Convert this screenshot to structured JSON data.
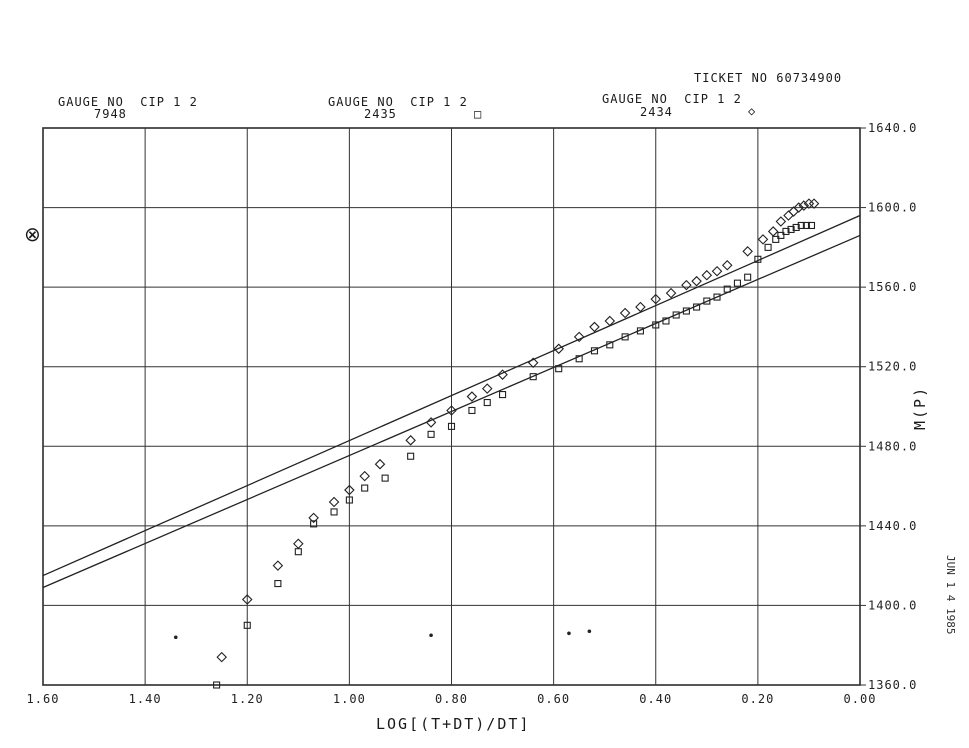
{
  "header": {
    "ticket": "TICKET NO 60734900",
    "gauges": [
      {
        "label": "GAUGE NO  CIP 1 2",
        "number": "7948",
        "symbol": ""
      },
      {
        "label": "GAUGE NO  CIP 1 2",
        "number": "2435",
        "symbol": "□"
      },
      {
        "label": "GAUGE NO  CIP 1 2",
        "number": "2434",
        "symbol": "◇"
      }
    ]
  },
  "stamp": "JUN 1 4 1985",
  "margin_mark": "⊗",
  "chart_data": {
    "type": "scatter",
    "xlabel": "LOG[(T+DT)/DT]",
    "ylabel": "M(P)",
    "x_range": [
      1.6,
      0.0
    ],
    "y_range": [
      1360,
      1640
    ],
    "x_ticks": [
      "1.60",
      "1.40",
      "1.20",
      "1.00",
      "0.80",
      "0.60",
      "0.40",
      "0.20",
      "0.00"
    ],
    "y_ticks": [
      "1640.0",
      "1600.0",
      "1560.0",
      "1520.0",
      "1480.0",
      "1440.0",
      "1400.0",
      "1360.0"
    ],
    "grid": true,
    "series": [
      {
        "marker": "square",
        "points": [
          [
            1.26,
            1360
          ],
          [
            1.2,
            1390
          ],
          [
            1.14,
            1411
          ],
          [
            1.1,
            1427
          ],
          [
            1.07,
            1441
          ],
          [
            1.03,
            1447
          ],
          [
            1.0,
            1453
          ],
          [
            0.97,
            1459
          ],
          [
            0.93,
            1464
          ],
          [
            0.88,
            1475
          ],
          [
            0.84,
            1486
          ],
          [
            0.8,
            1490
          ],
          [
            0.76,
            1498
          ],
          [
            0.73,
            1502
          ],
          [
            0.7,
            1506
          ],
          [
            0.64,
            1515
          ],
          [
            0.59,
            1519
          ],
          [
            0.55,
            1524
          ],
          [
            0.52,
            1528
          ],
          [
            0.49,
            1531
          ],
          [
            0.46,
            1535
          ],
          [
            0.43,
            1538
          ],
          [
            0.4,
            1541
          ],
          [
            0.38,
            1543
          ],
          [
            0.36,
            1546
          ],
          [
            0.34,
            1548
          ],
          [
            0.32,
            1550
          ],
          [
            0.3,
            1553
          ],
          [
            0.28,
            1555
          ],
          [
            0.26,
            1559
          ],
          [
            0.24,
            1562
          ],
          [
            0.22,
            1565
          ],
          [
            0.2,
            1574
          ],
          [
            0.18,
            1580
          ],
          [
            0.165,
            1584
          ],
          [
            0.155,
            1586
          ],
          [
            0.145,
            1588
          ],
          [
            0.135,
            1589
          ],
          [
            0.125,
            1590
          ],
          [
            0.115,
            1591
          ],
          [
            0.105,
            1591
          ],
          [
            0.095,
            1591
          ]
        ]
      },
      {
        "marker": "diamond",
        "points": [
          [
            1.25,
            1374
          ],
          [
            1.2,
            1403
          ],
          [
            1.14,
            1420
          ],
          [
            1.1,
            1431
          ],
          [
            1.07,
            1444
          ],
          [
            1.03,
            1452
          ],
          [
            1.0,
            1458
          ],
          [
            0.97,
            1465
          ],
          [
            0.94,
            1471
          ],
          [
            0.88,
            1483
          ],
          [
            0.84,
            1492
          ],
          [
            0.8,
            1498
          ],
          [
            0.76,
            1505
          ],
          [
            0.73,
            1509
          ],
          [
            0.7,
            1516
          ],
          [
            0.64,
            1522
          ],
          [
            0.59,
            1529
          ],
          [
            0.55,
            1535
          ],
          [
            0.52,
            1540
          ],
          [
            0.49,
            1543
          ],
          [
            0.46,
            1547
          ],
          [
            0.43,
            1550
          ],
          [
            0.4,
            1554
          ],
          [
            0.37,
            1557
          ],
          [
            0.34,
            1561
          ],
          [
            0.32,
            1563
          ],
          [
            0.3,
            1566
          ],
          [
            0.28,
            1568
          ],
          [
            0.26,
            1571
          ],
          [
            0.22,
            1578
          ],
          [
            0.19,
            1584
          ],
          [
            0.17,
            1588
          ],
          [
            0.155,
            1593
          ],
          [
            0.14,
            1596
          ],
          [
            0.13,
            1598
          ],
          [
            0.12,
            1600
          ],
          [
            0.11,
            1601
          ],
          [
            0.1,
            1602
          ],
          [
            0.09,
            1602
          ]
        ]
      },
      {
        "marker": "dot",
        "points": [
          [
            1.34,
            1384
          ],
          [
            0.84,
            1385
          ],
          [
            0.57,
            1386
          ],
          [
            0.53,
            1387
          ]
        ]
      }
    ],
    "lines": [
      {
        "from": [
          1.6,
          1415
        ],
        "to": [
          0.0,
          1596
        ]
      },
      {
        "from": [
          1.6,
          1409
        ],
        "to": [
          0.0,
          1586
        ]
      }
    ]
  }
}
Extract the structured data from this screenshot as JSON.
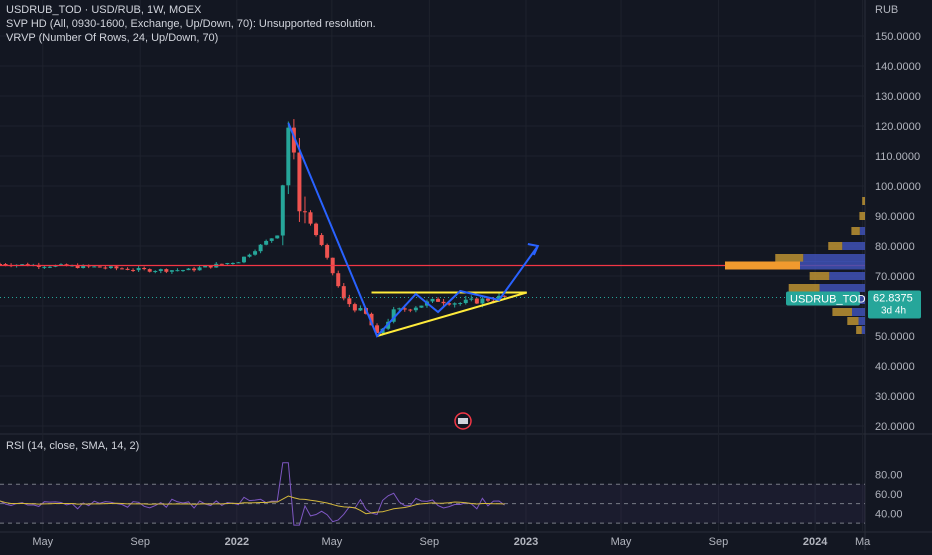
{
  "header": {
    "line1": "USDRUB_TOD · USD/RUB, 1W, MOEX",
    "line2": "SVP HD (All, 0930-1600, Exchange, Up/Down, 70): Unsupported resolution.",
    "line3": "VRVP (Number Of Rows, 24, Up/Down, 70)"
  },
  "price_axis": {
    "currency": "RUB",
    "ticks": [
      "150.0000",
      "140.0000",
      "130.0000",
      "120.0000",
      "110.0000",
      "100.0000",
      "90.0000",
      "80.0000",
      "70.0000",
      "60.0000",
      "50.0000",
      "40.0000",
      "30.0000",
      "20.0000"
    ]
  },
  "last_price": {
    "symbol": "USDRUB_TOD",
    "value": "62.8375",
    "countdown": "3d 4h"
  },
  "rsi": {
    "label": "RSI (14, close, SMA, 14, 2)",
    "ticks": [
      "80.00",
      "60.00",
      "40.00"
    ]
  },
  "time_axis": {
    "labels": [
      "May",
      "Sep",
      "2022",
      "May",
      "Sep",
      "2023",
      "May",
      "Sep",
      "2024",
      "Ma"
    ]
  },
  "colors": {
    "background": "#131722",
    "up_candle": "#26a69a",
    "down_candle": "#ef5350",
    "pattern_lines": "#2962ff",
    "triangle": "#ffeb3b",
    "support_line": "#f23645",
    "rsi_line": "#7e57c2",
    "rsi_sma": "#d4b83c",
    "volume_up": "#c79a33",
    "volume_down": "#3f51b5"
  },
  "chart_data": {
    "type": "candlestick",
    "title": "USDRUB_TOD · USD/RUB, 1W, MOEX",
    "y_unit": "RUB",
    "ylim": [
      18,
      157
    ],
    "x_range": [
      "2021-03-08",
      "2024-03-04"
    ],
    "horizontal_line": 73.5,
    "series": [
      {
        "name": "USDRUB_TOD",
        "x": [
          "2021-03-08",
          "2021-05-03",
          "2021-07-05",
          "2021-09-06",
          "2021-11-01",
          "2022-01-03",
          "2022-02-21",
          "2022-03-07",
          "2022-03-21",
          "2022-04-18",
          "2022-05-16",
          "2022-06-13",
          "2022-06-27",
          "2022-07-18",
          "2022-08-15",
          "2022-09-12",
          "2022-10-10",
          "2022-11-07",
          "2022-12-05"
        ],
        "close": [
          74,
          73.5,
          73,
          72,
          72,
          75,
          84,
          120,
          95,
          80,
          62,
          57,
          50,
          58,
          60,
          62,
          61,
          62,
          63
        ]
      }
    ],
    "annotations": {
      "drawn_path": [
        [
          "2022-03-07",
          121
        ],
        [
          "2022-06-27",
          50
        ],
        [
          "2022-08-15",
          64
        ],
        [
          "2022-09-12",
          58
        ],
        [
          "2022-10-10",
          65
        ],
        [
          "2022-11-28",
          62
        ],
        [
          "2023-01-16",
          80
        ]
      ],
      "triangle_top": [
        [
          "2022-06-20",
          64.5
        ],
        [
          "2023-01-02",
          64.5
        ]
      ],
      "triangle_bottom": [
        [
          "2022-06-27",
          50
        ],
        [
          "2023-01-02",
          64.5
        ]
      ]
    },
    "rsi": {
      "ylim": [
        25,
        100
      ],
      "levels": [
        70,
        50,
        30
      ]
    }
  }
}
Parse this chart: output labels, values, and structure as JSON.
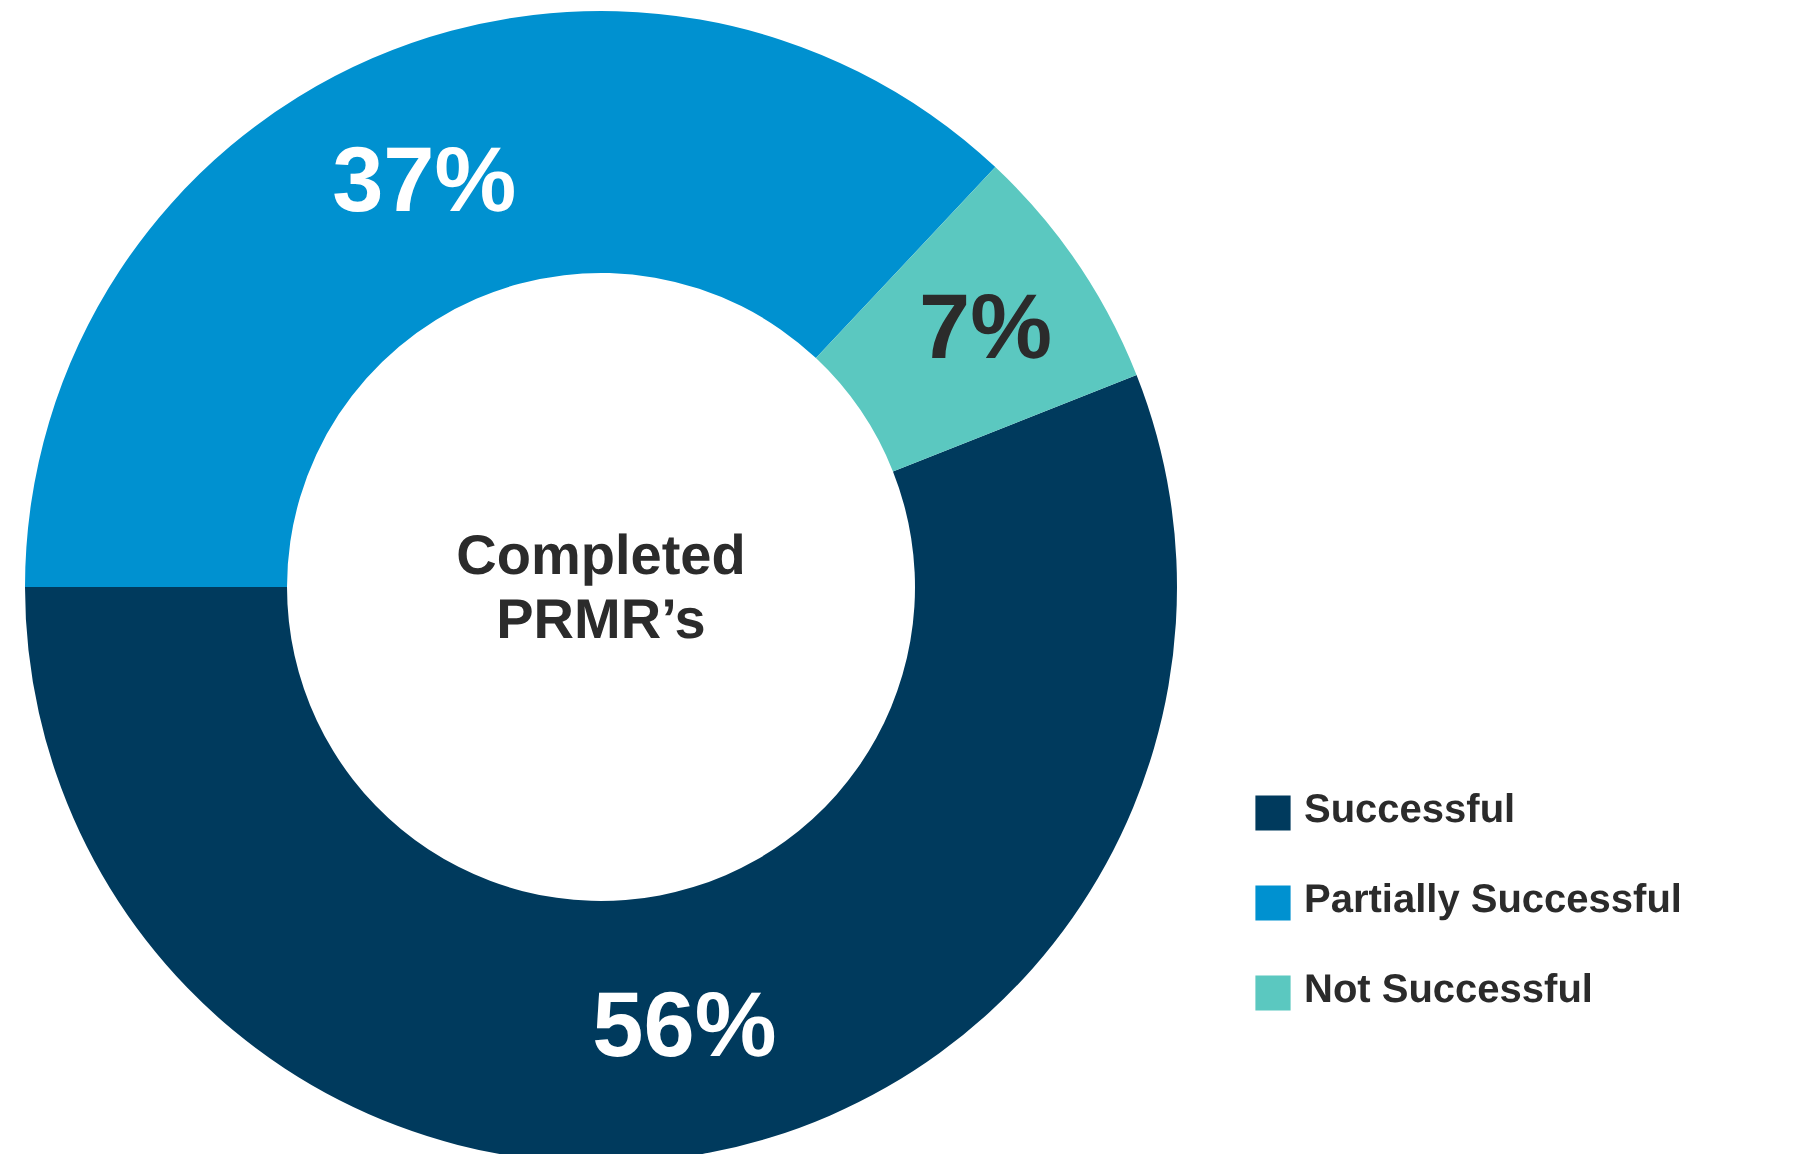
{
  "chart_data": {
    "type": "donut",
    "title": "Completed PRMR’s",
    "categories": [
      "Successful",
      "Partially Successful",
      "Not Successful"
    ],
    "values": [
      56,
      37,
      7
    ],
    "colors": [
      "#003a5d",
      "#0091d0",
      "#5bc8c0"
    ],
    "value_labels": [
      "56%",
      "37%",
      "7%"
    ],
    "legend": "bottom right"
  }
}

********************

*OBJECTIVE*
Write down exactly the lines running from the line with "Parse this chart: output" through the end of the material, both ends included, and none of the pictures.

*RESPONSE BELOW*
Parse this chart: output labels, values, and structure as JSON.
{
  "chart_data": {
    "type": "donut",
    "title": "Completed PRMR’s",
    "categories": [
      "Successful",
      "Partially Successful",
      "Not Successful"
    ],
    "values": [
      56,
      37,
      7
    ],
    "colors": [
      "#003a5d",
      "#0091d0",
      "#5bc8c0"
    ],
    "value_labels": [
      "56%",
      "37%",
      "7%"
    ],
    "legend": "bottom right"
  }
}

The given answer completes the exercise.